Task brief
Say how many lines contain "DESCRIÇÃO"; the answer is the number alone.

══ Data supplied ══

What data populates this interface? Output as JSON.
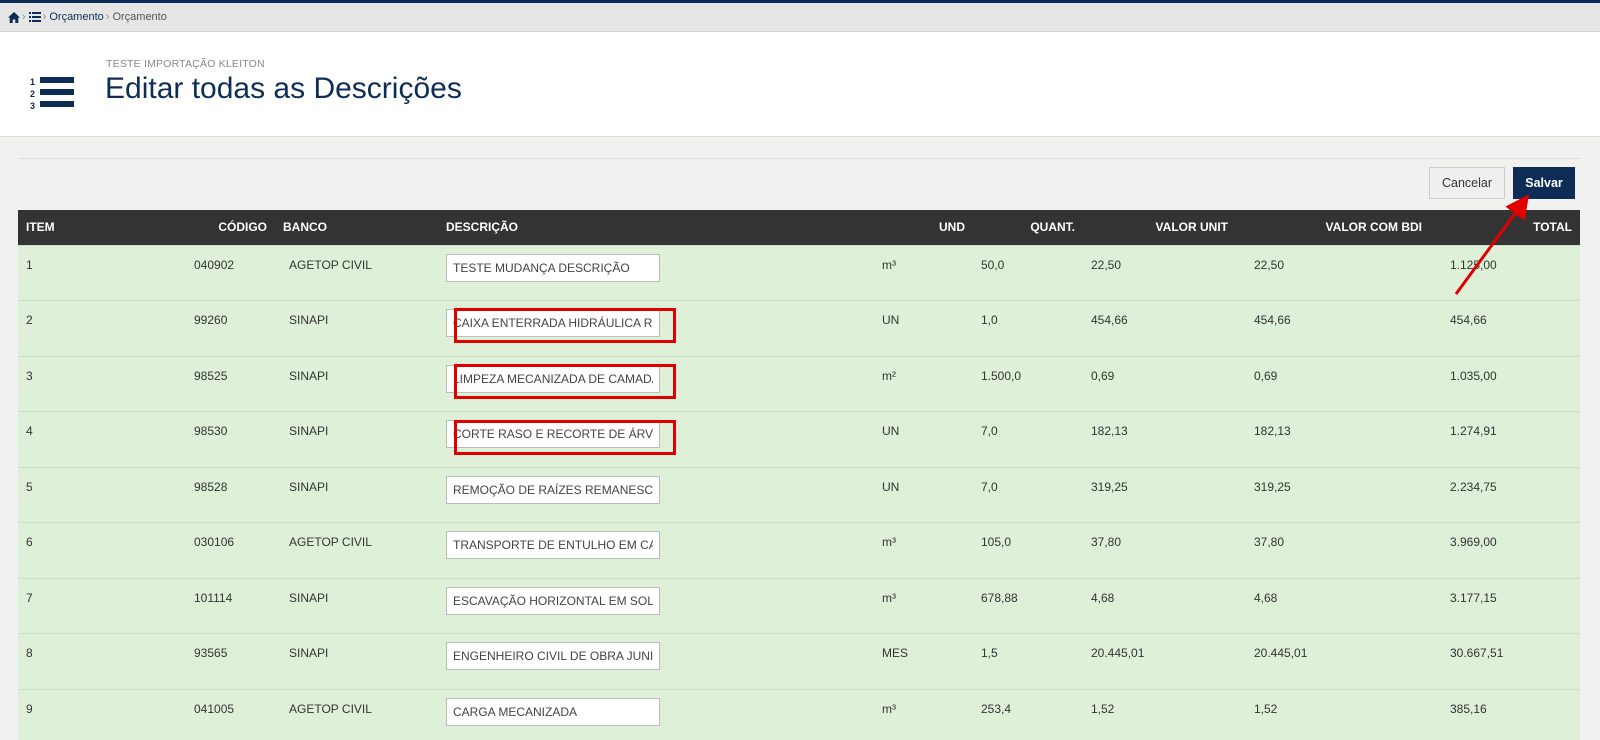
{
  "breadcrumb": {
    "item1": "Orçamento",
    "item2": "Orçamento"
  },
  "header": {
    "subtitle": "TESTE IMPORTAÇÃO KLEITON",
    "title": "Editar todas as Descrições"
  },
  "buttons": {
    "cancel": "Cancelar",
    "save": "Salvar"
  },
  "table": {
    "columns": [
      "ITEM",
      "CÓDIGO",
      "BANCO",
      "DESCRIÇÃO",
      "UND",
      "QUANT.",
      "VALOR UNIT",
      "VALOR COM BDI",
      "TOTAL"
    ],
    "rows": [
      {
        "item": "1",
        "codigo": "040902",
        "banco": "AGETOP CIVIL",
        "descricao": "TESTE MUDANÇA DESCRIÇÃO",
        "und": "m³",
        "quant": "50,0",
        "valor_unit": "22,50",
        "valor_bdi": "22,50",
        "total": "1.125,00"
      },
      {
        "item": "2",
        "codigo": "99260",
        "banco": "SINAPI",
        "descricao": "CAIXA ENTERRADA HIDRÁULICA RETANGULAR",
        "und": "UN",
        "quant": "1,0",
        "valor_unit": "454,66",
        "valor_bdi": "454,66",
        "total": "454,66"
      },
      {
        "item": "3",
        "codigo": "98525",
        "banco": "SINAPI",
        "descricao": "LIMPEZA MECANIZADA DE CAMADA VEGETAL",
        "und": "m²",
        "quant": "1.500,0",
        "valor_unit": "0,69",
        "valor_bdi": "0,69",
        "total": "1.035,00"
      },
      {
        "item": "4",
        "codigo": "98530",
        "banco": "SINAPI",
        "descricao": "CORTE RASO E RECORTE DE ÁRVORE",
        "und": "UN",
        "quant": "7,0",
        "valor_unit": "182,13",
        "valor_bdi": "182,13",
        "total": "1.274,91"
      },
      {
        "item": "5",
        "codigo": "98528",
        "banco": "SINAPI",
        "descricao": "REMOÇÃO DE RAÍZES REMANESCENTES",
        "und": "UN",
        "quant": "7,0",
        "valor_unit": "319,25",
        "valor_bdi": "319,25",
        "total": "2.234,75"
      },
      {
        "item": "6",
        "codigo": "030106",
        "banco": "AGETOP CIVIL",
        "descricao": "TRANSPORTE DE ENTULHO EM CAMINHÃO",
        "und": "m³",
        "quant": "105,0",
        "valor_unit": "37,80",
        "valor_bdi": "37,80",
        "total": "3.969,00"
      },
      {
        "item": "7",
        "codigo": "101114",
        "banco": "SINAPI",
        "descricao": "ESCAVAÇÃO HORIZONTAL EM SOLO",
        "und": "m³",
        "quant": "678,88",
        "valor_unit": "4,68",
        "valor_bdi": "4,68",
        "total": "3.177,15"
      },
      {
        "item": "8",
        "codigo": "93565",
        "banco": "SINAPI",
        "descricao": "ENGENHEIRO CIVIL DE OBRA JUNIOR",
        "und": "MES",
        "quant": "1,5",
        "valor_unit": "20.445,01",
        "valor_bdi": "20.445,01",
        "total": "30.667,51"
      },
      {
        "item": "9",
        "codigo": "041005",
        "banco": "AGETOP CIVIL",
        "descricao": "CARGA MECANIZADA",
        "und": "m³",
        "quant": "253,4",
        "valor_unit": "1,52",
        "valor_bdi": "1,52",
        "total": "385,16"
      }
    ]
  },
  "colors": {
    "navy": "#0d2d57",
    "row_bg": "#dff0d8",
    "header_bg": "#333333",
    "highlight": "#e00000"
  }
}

═══

Response below
2